| What is expected |
Extract every line that contains the string "bordes".

| Material provided |
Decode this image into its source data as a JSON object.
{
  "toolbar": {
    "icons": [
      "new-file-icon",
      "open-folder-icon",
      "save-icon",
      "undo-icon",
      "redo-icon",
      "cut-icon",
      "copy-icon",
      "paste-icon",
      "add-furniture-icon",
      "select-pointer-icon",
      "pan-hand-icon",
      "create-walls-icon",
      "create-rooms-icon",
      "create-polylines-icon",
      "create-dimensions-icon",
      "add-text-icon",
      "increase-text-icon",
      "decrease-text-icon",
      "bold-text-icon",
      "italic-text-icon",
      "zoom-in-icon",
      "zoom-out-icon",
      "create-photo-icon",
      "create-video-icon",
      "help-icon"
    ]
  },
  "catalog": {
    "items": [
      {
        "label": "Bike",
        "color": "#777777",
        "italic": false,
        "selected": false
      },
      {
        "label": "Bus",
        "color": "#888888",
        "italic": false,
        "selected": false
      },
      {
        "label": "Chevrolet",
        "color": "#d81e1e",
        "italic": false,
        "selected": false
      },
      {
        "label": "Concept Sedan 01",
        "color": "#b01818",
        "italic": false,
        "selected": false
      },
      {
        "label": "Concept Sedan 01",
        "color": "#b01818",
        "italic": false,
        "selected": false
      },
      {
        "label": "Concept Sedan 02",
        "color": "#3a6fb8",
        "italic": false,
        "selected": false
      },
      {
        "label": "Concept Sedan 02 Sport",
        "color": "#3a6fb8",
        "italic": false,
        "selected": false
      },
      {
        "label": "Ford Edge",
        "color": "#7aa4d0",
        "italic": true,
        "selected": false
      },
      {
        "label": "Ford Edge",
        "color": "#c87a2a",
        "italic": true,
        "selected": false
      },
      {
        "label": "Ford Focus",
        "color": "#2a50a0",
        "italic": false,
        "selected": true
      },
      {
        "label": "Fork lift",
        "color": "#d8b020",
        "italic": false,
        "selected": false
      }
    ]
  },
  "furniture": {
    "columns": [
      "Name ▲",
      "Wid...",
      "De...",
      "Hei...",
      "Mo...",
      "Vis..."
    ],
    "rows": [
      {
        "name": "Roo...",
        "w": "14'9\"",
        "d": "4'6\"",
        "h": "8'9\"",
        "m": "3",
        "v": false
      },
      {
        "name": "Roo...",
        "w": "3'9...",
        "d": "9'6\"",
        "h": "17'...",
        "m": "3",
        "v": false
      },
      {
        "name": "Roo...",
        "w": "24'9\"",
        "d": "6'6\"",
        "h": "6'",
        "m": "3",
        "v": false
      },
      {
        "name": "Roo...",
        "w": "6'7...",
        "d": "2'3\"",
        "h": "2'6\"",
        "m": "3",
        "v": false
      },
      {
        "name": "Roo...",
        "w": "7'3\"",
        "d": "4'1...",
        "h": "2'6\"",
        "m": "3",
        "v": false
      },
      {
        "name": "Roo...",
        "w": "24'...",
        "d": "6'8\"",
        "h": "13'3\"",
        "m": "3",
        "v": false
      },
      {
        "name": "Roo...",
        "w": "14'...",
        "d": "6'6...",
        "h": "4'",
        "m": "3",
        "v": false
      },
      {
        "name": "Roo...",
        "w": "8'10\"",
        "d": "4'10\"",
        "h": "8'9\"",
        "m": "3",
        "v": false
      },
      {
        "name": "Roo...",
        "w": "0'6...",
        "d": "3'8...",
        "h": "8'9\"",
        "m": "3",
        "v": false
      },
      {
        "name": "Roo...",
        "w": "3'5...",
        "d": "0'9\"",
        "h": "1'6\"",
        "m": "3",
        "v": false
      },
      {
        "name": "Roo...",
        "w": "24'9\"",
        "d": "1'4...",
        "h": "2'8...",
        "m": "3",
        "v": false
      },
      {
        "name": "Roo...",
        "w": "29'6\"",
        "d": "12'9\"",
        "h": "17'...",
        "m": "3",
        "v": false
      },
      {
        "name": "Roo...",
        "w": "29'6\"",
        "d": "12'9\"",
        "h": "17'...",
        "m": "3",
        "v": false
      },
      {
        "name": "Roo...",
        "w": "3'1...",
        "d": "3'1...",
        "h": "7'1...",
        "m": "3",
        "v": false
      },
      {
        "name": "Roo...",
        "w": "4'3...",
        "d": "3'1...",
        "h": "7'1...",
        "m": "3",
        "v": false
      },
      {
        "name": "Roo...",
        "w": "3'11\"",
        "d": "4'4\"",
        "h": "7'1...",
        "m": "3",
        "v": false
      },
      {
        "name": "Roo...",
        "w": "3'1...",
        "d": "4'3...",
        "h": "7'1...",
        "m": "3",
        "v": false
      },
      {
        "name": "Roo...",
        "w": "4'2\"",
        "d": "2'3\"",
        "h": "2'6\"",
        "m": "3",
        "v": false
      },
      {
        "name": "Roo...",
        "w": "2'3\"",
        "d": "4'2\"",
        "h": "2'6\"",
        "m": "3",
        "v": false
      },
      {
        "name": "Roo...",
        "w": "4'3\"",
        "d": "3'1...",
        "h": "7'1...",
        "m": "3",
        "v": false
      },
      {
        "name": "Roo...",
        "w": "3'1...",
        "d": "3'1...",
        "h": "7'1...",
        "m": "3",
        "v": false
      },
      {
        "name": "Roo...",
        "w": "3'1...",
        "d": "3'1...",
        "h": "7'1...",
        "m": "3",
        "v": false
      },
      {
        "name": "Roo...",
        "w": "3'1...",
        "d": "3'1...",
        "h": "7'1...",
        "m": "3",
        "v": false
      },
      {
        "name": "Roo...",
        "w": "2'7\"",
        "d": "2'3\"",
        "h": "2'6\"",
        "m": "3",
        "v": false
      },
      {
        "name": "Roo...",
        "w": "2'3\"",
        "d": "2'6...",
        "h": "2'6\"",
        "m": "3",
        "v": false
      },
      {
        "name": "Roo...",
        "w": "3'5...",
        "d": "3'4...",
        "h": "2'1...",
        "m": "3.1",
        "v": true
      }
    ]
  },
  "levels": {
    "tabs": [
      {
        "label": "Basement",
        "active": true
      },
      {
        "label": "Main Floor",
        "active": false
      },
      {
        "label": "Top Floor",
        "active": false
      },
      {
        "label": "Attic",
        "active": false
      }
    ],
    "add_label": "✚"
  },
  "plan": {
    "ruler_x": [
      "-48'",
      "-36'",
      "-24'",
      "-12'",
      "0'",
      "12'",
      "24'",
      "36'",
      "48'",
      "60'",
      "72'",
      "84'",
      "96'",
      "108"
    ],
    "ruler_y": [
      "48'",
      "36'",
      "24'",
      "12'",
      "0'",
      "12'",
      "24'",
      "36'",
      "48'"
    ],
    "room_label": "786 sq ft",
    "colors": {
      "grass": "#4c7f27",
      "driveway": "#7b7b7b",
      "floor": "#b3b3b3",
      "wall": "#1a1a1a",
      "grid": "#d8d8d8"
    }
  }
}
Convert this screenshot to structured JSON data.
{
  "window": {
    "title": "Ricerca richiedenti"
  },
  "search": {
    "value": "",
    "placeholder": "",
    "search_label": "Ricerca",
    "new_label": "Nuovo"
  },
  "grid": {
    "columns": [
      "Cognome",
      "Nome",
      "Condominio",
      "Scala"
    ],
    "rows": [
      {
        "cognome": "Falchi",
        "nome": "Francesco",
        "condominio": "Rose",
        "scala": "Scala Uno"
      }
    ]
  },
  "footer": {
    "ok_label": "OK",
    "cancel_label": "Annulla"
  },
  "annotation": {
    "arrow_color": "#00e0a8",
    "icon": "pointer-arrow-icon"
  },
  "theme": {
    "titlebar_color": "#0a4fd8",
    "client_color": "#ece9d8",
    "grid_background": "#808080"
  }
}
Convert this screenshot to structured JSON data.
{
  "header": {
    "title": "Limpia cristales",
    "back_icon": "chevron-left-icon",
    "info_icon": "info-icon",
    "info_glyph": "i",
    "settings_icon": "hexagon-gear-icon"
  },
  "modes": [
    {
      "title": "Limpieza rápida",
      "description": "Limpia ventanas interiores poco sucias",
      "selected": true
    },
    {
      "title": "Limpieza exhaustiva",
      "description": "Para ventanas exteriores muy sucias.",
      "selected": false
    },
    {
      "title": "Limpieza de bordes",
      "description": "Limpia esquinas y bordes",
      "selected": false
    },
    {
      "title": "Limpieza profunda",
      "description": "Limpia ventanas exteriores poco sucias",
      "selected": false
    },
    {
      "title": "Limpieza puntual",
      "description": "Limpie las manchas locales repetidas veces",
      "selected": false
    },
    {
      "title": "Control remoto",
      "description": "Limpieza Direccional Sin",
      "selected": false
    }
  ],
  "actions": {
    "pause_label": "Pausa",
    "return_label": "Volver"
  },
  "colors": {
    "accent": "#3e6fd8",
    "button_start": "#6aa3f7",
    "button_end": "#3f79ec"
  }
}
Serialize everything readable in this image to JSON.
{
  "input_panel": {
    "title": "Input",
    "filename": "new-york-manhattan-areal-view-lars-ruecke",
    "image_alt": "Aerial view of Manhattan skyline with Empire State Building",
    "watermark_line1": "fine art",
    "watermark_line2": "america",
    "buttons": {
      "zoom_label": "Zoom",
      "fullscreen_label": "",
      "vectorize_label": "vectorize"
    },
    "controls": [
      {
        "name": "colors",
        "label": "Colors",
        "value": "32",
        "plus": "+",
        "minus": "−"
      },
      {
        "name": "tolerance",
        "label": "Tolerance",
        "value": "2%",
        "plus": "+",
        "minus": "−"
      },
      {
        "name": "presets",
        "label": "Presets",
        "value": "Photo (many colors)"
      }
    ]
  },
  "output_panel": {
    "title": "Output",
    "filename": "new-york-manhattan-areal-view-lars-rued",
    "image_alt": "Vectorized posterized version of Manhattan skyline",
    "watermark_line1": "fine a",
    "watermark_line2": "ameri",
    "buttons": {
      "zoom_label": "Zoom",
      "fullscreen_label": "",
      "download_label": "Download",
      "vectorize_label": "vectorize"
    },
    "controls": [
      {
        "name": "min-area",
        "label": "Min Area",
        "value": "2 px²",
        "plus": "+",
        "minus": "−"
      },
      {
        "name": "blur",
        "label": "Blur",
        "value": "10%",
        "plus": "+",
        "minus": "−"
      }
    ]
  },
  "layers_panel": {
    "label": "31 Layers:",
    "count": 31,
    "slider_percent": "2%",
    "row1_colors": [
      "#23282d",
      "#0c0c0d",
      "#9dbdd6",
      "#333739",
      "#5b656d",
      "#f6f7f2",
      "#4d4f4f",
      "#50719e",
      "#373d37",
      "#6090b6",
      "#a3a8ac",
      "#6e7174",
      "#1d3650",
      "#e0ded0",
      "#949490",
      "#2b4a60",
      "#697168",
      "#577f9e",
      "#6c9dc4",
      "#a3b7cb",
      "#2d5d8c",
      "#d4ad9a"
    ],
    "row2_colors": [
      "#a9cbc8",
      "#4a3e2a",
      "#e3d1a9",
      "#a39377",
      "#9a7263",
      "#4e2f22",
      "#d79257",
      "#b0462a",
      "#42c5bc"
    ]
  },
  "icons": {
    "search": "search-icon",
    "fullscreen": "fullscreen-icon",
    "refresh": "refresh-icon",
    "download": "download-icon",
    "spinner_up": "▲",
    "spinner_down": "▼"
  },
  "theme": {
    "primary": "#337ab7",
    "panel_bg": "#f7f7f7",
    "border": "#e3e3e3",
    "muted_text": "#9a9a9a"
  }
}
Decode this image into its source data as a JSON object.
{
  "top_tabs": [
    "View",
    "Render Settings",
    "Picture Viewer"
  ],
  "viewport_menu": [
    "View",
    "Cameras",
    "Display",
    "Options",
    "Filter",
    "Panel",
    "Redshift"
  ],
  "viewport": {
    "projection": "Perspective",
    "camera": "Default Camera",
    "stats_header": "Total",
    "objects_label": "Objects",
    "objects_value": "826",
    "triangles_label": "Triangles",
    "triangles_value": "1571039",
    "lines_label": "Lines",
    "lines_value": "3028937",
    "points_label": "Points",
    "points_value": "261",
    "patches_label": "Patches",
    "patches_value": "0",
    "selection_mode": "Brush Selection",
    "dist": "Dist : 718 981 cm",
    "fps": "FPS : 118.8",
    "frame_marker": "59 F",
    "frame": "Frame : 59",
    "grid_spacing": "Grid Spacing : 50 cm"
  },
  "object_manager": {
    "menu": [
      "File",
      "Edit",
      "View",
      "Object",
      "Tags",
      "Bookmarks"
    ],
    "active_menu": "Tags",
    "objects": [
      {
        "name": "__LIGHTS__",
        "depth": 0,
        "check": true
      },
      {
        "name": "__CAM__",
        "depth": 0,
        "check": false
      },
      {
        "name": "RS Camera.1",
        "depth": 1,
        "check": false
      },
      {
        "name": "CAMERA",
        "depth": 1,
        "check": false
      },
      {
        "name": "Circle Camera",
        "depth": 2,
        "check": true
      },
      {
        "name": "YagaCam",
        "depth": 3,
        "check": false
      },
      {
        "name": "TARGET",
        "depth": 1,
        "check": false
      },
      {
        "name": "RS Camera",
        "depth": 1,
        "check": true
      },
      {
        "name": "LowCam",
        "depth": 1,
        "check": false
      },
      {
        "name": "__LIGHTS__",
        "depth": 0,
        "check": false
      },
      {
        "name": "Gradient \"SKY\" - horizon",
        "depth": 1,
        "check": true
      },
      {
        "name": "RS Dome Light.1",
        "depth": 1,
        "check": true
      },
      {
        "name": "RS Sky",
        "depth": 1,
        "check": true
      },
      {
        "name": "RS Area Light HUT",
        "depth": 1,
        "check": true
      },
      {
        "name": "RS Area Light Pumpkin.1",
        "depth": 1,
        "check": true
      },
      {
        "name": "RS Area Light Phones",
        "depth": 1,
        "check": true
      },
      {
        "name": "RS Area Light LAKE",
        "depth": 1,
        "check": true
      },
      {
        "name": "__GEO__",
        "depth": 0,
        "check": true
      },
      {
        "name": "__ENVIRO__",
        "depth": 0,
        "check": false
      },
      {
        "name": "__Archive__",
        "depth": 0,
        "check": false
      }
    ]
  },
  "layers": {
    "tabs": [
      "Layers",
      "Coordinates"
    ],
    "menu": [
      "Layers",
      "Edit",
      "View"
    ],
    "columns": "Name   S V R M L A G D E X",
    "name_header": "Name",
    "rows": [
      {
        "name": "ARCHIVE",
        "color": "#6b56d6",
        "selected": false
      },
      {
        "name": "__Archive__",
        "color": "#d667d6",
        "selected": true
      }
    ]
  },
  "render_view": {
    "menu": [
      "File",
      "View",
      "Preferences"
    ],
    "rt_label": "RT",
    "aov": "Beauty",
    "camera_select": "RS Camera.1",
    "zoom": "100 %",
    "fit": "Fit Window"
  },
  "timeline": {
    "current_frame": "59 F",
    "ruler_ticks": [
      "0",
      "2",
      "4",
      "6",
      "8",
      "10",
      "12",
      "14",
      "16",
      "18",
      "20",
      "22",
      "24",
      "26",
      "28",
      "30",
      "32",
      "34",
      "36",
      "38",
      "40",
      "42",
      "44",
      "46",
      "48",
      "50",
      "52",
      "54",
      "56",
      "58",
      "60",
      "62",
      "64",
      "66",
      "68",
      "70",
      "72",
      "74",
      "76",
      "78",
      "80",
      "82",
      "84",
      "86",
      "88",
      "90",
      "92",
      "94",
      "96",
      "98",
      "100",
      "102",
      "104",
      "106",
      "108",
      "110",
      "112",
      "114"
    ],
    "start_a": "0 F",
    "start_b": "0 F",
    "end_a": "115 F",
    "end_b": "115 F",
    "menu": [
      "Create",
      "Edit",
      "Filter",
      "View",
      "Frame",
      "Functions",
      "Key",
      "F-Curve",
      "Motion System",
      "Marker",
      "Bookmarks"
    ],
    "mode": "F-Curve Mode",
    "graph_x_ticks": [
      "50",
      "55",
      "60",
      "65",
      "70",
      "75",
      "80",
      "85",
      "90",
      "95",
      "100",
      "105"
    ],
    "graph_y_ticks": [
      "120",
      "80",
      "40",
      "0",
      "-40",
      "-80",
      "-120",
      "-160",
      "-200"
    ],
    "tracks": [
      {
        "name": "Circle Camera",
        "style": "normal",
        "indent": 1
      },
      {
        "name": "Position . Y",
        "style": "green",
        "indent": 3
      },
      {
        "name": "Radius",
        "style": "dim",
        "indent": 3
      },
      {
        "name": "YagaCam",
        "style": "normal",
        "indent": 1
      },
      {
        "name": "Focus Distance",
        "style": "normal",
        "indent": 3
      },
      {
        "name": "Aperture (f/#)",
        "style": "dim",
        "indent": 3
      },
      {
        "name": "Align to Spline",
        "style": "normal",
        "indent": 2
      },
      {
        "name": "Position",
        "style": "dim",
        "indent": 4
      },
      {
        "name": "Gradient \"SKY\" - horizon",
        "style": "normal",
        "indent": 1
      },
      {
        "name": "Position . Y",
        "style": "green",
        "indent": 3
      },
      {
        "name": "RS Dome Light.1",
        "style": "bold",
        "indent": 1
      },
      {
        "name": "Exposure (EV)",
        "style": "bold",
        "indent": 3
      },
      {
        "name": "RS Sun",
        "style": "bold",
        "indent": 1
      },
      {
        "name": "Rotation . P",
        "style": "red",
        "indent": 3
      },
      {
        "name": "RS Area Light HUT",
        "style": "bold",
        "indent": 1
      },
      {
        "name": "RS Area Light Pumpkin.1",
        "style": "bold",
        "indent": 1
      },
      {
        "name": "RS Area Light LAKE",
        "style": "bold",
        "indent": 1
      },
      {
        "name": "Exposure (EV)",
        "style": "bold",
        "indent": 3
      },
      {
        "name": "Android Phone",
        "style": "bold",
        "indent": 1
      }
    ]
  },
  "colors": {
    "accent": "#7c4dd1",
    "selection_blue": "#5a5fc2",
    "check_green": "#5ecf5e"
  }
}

| Full response |
      "title": "Limpieza de bordes",
      "description": "Limpia esquinas y bordes",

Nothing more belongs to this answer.